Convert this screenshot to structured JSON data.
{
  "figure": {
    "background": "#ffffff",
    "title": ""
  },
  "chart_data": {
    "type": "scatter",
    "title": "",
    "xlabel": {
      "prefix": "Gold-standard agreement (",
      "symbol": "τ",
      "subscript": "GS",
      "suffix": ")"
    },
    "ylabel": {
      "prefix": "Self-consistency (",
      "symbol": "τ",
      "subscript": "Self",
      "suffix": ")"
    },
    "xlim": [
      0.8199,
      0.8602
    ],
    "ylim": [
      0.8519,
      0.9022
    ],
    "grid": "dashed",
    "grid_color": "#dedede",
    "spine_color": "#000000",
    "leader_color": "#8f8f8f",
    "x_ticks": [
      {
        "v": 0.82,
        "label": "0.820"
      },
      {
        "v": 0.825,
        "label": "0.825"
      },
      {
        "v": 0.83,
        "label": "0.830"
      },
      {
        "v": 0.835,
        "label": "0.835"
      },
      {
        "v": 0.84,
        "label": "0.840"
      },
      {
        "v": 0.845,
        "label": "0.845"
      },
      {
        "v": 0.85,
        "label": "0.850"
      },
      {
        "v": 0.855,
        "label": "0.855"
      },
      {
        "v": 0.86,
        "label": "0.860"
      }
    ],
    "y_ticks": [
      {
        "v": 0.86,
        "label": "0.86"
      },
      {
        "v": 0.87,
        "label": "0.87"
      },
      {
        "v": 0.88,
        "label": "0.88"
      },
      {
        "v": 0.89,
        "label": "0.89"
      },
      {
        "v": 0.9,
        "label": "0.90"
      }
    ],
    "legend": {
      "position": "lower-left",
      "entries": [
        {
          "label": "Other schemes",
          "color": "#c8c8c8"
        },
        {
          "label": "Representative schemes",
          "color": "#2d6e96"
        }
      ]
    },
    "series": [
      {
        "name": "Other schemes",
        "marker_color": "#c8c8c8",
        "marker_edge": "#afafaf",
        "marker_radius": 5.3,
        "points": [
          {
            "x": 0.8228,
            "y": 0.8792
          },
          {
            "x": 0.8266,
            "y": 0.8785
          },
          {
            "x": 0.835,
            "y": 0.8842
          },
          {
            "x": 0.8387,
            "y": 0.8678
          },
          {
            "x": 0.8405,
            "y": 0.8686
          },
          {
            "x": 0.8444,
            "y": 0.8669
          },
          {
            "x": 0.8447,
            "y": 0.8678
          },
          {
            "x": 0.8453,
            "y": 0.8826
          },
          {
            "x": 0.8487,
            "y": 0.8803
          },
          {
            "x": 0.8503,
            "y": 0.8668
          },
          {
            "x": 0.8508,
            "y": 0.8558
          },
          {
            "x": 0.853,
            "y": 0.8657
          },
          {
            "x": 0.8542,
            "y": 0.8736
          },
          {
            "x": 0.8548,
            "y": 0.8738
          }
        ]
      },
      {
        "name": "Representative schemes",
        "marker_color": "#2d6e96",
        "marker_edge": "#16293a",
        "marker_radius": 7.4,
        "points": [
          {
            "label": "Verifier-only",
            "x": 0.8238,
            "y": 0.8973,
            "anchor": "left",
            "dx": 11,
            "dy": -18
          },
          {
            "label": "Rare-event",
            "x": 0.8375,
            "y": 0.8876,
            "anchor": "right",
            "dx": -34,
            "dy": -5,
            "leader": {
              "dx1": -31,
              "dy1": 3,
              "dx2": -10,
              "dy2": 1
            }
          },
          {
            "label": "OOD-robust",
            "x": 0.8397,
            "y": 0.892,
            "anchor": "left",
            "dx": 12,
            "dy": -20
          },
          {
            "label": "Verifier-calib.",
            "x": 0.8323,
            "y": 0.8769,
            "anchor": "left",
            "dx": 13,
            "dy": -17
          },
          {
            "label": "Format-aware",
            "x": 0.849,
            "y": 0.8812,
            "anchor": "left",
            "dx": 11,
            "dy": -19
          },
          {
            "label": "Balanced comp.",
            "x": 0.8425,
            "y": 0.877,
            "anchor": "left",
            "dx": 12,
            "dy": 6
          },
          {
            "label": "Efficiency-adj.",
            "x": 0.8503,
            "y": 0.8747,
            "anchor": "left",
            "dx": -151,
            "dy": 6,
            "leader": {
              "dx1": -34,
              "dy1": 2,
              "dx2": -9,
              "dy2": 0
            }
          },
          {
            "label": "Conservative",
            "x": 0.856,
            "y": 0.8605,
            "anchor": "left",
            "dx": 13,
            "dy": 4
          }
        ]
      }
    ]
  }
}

● ● ● ● ●

DIRECTION. Please output the entire listing exactly as it stands.

FULL SOLUTION.
Convert this screenshot to structured JSON data.
{
  "figure": {
    "background": "#ffffff",
    "title": ""
  },
  "chart_data": {
    "type": "scatter",
    "title": "",
    "xlabel": {
      "prefix": "Gold-standard agreement (",
      "symbol": "τ",
      "subscript": "GS",
      "suffix": ")"
    },
    "ylabel": {
      "prefix": "Self-consistency (",
      "symbol": "τ",
      "subscript": "Self",
      "suffix": ")"
    },
    "xlim": [
      0.8199,
      0.8602
    ],
    "ylim": [
      0.8519,
      0.9022
    ],
    "grid": "dashed",
    "grid_color": "#dedede",
    "spine_color": "#000000",
    "leader_color": "#8f8f8f",
    "x_ticks": [
      {
        "v": 0.82,
        "label": "0.820"
      },
      {
        "v": 0.825,
        "label": "0.825"
      },
      {
        "v": 0.83,
        "label": "0.830"
      },
      {
        "v": 0.835,
        "label": "0.835"
      },
      {
        "v": 0.84,
        "label": "0.840"
      },
      {
        "v": 0.845,
        "label": "0.845"
      },
      {
        "v": 0.85,
        "label": "0.850"
      },
      {
        "v": 0.855,
        "label": "0.855"
      },
      {
        "v": 0.86,
        "label": "0.860"
      }
    ],
    "y_ticks": [
      {
        "v": 0.86,
        "label": "0.86"
      },
      {
        "v": 0.87,
        "label": "0.87"
      },
      {
        "v": 0.88,
        "label": "0.88"
      },
      {
        "v": 0.89,
        "label": "0.89"
      },
      {
        "v": 0.9,
        "label": "0.90"
      }
    ],
    "legend": {
      "position": "lower-left",
      "entries": [
        {
          "label": "Other schemes",
          "color": "#c8c8c8"
        },
        {
          "label": "Representative schemes",
          "color": "#2d6e96"
        }
      ]
    },
    "series": [
      {
        "name": "Other schemes",
        "marker_color": "#c8c8c8",
        "marker_edge": "#afafaf",
        "marker_radius": 5.3,
        "points": [
          {
            "x": 0.8228,
            "y": 0.8792
          },
          {
            "x": 0.8266,
            "y": 0.8785
          },
          {
            "x": 0.835,
            "y": 0.8842
          },
          {
            "x": 0.8387,
            "y": 0.8678
          },
          {
            "x": 0.8405,
            "y": 0.8686
          },
          {
            "x": 0.8444,
            "y": 0.8669
          },
          {
            "x": 0.8447,
            "y": 0.8678
          },
          {
            "x": 0.8453,
            "y": 0.8826
          },
          {
            "x": 0.8487,
            "y": 0.8803
          },
          {
            "x": 0.8503,
            "y": 0.8668
          },
          {
            "x": 0.8508,
            "y": 0.8558
          },
          {
            "x": 0.853,
            "y": 0.8657
          },
          {
            "x": 0.8542,
            "y": 0.8736
          },
          {
            "x": 0.8548,
            "y": 0.8738
          }
        ]
      },
      {
        "name": "Representative schemes",
        "marker_color": "#2d6e96",
        "marker_edge": "#16293a",
        "marker_radius": 7.4,
        "points": [
          {
            "label": "Verifier-only",
            "x": 0.8238,
            "y": 0.8973,
            "anchor": "left",
            "dx": 11,
            "dy": -18
          },
          {
            "label": "Rare-event",
            "x": 0.8375,
            "y": 0.8876,
            "anchor": "right",
            "dx": -34,
            "dy": -5,
            "leader": {
              "dx1": -31,
              "dy1": 3,
              "dx2": -10,
              "dy2": 1
            }
          },
          {
            "label": "OOD-robust",
            "x": 0.8397,
            "y": 0.892,
            "anchor": "left",
            "dx": 12,
            "dy": -20
          },
          {
            "label": "Verifier-calib.",
            "x": 0.8323,
            "y": 0.8769,
            "anchor": "left",
            "dx": 13,
            "dy": -17
          },
          {
            "label": "Format-aware",
            "x": 0.849,
            "y": 0.8812,
            "anchor": "left",
            "dx": 11,
            "dy": -19
          },
          {
            "label": "Balanced comp.",
            "x": 0.8425,
            "y": 0.877,
            "anchor": "left",
            "dx": 12,
            "dy": 6
          },
          {
            "label": "Efficiency-adj.",
            "x": 0.8503,
            "y": 0.8747,
            "anchor": "left",
            "dx": -151,
            "dy": 6,
            "leader": {
              "dx1": -34,
              "dy1": 2,
              "dx2": -9,
              "dy2": 0
            }
          },
          {
            "label": "Conservative",
            "x": 0.856,
            "y": 0.8605,
            "anchor": "left",
            "dx": 13,
            "dy": 4
          }
        ]
      }
    ]
  }
}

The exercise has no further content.